Records excerpted from a collection
-.-.-
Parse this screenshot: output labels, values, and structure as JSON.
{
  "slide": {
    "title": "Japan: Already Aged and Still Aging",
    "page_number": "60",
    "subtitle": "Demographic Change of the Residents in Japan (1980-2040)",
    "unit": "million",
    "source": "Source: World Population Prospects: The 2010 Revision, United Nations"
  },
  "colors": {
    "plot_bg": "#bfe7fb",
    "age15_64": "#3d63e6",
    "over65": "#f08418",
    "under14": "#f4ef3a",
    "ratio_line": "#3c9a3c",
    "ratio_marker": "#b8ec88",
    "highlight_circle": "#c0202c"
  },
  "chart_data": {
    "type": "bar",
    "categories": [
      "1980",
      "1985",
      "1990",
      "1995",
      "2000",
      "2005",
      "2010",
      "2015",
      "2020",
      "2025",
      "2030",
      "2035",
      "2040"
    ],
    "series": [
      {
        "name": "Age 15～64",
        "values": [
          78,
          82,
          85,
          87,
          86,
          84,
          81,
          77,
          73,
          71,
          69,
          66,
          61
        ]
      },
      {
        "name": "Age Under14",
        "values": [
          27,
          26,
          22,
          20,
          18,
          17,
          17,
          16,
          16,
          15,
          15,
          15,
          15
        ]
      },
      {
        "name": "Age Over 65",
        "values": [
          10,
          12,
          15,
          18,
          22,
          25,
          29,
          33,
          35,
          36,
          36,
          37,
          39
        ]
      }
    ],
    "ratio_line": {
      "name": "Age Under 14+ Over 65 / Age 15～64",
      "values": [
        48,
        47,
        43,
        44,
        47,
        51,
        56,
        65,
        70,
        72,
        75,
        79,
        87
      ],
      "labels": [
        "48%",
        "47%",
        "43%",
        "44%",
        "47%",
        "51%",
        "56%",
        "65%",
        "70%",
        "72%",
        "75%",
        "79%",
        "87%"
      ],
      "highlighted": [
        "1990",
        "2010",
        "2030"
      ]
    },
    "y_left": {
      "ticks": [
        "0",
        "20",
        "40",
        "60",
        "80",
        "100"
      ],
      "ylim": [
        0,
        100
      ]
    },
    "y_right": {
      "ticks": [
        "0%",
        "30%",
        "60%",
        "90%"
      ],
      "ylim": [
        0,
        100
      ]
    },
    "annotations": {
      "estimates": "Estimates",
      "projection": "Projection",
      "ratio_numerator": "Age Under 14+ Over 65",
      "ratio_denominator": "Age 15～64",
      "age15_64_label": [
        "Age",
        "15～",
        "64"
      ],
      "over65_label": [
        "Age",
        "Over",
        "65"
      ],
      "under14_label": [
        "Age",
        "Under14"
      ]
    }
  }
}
-.-.-
What you will do ▸ Return all the data exactly as given.

Final result ▸
Parse this screenshot: output labels, values, and structure as JSON.
{
  "slide": {
    "title": "Japan: Already Aged and Still Aging",
    "page_number": "60",
    "subtitle": "Demographic Change of the Residents in Japan (1980-2040)",
    "unit": "million",
    "source": "Source: World Population Prospects: The 2010 Revision, United Nations"
  },
  "colors": {
    "plot_bg": "#bfe7fb",
    "age15_64": "#3d63e6",
    "over65": "#f08418",
    "under14": "#f4ef3a",
    "ratio_line": "#3c9a3c",
    "ratio_marker": "#b8ec88",
    "highlight_circle": "#c0202c"
  },
  "chart_data": {
    "type": "bar",
    "categories": [
      "1980",
      "1985",
      "1990",
      "1995",
      "2000",
      "2005",
      "2010",
      "2015",
      "2020",
      "2025",
      "2030",
      "2035",
      "2040"
    ],
    "series": [
      {
        "name": "Age 15～64",
        "values": [
          78,
          82,
          85,
          87,
          86,
          84,
          81,
          77,
          73,
          71,
          69,
          66,
          61
        ]
      },
      {
        "name": "Age Under14",
        "values": [
          27,
          26,
          22,
          20,
          18,
          17,
          17,
          16,
          16,
          15,
          15,
          15,
          15
        ]
      },
      {
        "name": "Age Over 65",
        "values": [
          10,
          12,
          15,
          18,
          22,
          25,
          29,
          33,
          35,
          36,
          36,
          37,
          39
        ]
      }
    ],
    "ratio_line": {
      "name": "Age Under 14+ Over 65 / Age 15～64",
      "values": [
        48,
        47,
        43,
        44,
        47,
        51,
        56,
        65,
        70,
        72,
        75,
        79,
        87
      ],
      "labels": [
        "48%",
        "47%",
        "43%",
        "44%",
        "47%",
        "51%",
        "56%",
        "65%",
        "70%",
        "72%",
        "75%",
        "79%",
        "87%"
      ],
      "highlighted": [
        "1990",
        "2010",
        "2030"
      ]
    },
    "y_left": {
      "ticks": [
        "0",
        "20",
        "40",
        "60",
        "80",
        "100"
      ],
      "ylim": [
        0,
        100
      ]
    },
    "y_right": {
      "ticks": [
        "0%",
        "30%",
        "60%",
        "90%"
      ],
      "ylim": [
        0,
        100
      ]
    },
    "annotations": {
      "estimates": "Estimates",
      "projection": "Projection",
      "ratio_numerator": "Age Under 14+ Over 65",
      "ratio_denominator": "Age 15～64",
      "age15_64_label": [
        "Age",
        "15～",
        "64"
      ],
      "over65_label": [
        "Age",
        "Over",
        "65"
      ],
      "under14_label": [
        "Age",
        "Under14"
      ]
    }
  }
}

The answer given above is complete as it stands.